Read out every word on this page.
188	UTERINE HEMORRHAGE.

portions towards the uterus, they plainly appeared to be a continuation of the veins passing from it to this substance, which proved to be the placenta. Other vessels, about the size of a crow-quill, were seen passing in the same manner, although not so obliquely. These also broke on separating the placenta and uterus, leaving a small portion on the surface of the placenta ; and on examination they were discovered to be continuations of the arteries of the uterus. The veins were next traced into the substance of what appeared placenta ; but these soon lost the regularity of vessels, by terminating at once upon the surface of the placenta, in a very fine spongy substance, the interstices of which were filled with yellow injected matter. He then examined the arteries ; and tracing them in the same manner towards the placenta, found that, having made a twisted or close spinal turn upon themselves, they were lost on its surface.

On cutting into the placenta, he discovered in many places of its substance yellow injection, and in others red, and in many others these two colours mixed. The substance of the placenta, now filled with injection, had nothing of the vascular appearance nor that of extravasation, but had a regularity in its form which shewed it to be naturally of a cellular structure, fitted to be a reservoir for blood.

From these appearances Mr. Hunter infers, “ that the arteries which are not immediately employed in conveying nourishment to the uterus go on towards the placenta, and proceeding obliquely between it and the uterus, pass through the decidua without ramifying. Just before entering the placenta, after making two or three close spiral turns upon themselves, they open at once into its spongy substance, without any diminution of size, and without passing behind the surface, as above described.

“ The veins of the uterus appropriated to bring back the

## What is being asked
Copy out every line in the listing where the word "towards" appears.

## Output below
portions towards the uterus, they plainly appeared to be a continuation of the veins passing from it to this substance, which proved to be the placenta. Other vessels, about the size of a crow-quill, were seen passing in the same manner, although not so obliquely. These also broke on separating the placenta and uterus, leaving a small portion on the surface of the placenta ; and on examination they were discovered to be continuations of the arteries of the uterus. The veins were next traced into the substance of what appeared placenta ; but these soon lost the regularity of vessels, by terminating at once upon the surface of the placenta, in a very fine spongy substance, the interstices of which were filled with yellow injected matter. He then examined the arteries ; and tracing them in the same manner towards the placenta, found that, having made a twisted or close spinal turn upon themselves, they were lost on its surface.
From these appearances Mr. Hunter infers, “ that the arteries which are not immediately employed in conveying nourishment to the uterus go on towards the placenta, and proceeding obliquely between it and the uterus, pass through the decidua without ramifying. Just before entering the placenta, after making two or three close spiral turns upon themselves, they open at once into its spongy substance, without any diminution of size, and without passing behind the surface, as above described.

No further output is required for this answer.